Material shown:
----------

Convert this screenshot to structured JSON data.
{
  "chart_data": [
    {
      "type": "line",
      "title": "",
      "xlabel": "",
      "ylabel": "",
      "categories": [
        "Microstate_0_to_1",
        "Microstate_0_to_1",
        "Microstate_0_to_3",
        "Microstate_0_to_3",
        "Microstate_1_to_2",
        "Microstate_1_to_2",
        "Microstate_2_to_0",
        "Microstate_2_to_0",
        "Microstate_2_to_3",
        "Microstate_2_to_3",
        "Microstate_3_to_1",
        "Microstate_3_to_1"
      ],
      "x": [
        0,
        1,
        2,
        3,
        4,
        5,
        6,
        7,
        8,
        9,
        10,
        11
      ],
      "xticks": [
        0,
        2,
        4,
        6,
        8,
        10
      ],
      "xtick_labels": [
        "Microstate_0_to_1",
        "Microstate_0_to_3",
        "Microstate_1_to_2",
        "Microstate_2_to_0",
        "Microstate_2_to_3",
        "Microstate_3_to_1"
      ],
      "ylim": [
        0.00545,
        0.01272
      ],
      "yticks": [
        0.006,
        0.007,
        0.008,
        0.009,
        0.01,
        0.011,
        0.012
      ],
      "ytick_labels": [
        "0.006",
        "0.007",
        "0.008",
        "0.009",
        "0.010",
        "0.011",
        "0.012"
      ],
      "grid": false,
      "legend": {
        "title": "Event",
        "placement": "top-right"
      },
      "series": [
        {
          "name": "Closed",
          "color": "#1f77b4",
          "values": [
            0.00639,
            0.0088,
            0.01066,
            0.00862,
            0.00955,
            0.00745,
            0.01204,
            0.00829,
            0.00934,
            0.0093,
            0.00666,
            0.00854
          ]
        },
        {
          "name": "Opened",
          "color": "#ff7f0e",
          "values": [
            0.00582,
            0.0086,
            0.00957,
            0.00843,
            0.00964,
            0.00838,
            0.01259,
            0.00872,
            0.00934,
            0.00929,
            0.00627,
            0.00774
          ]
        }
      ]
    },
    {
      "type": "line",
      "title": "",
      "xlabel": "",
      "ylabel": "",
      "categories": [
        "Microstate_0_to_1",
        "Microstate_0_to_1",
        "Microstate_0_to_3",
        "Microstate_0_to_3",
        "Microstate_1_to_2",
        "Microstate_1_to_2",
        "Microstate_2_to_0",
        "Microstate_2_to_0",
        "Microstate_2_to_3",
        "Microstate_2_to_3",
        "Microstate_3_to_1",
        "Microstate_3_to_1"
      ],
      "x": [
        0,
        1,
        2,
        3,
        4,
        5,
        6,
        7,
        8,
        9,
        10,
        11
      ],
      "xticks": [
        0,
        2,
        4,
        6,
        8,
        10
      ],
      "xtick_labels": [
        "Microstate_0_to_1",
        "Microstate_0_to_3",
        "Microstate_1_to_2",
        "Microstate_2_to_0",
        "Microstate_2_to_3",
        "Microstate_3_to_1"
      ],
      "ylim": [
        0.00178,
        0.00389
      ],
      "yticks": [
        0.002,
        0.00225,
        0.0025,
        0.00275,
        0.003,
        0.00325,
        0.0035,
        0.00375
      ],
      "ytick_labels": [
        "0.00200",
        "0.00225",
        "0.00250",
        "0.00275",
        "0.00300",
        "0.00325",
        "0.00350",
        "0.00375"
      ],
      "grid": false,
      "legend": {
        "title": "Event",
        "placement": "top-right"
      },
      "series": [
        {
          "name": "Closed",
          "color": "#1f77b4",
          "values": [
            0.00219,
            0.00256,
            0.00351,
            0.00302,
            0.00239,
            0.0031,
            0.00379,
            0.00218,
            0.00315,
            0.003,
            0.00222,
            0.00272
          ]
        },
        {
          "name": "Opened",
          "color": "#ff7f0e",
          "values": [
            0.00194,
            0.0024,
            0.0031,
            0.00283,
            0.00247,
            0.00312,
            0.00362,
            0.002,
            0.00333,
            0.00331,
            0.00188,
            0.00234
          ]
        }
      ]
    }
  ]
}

----------

Exercise objective: Copy every line exactly. Leave nothing out.

Response for this exercise:
Convert this screenshot to structured JSON data.
{
  "chart_data": [
    {
      "type": "line",
      "title": "",
      "xlabel": "",
      "ylabel": "",
      "categories": [
        "Microstate_0_to_1",
        "Microstate_0_to_1",
        "Microstate_0_to_3",
        "Microstate_0_to_3",
        "Microstate_1_to_2",
        "Microstate_1_to_2",
        "Microstate_2_to_0",
        "Microstate_2_to_0",
        "Microstate_2_to_3",
        "Microstate_2_to_3",
        "Microstate_3_to_1",
        "Microstate_3_to_1"
      ],
      "x": [
        0,
        1,
        2,
        3,
        4,
        5,
        6,
        7,
        8,
        9,
        10,
        11
      ],
      "xticks": [
        0,
        2,
        4,
        6,
        8,
        10
      ],
      "xtick_labels": [
        "Microstate_0_to_1",
        "Microstate_0_to_3",
        "Microstate_1_to_2",
        "Microstate_2_to_0",
        "Microstate_2_to_3",
        "Microstate_3_to_1"
      ],
      "ylim": [
        0.00545,
        0.01272
      ],
      "yticks": [
        0.006,
        0.007,
        0.008,
        0.009,
        0.01,
        0.011,
        0.012
      ],
      "ytick_labels": [
        "0.006",
        "0.007",
        "0.008",
        "0.009",
        "0.010",
        "0.011",
        "0.012"
      ],
      "grid": false,
      "legend": {
        "title": "Event",
        "placement": "top-right"
      },
      "series": [
        {
          "name": "Closed",
          "color": "#1f77b4",
          "values": [
            0.00639,
            0.0088,
            0.01066,
            0.00862,
            0.00955,
            0.00745,
            0.01204,
            0.00829,
            0.00934,
            0.0093,
            0.00666,
            0.00854
          ]
        },
        {
          "name": "Opened",
          "color": "#ff7f0e",
          "values": [
            0.00582,
            0.0086,
            0.00957,
            0.00843,
            0.00964,
            0.00838,
            0.01259,
            0.00872,
            0.00934,
            0.00929,
            0.00627,
            0.00774
          ]
        }
      ]
    },
    {
      "type": "line",
      "title": "",
      "xlabel": "",
      "ylabel": "",
      "categories": [
        "Microstate_0_to_1",
        "Microstate_0_to_1",
        "Microstate_0_to_3",
        "Microstate_0_to_3",
        "Microstate_1_to_2",
        "Microstate_1_to_2",
        "Microstate_2_to_0",
        "Microstate_2_to_0",
        "Microstate_2_to_3",
        "Microstate_2_to_3",
        "Microstate_3_to_1",
        "Microstate_3_to_1"
      ],
      "x": [
        0,
        1,
        2,
        3,
        4,
        5,
        6,
        7,
        8,
        9,
        10,
        11
      ],
      "xticks": [
        0,
        2,
        4,
        6,
        8,
        10
      ],
      "xtick_labels": [
        "Microstate_0_to_1",
        "Microstate_0_to_3",
        "Microstate_1_to_2",
        "Microstate_2_to_0",
        "Microstate_2_to_3",
        "Microstate_3_to_1"
      ],
      "ylim": [
        0.00178,
        0.00389
      ],
      "yticks": [
        0.002,
        0.00225,
        0.0025,
        0.00275,
        0.003,
        0.00325,
        0.0035,
        0.00375
      ],
      "ytick_labels": [
        "0.00200",
        "0.00225",
        "0.00250",
        "0.00275",
        "0.00300",
        "0.00325",
        "0.00350",
        "0.00375"
      ],
      "grid": false,
      "legend": {
        "title": "Event",
        "placement": "top-right"
      },
      "series": [
        {
          "name": "Closed",
          "color": "#1f77b4",
          "values": [
            0.00219,
            0.00256,
            0.00351,
            0.00302,
            0.00239,
            0.0031,
            0.00379,
            0.00218,
            0.00315,
            0.003,
            0.00222,
            0.00272
          ]
        },
        {
          "name": "Opened",
          "color": "#ff7f0e",
          "values": [
            0.00194,
            0.0024,
            0.0031,
            0.00283,
            0.00247,
            0.00312,
            0.00362,
            0.002,
            0.00333,
            0.00331,
            0.00188,
            0.00234
          ]
        }
      ]
    }
  ]
}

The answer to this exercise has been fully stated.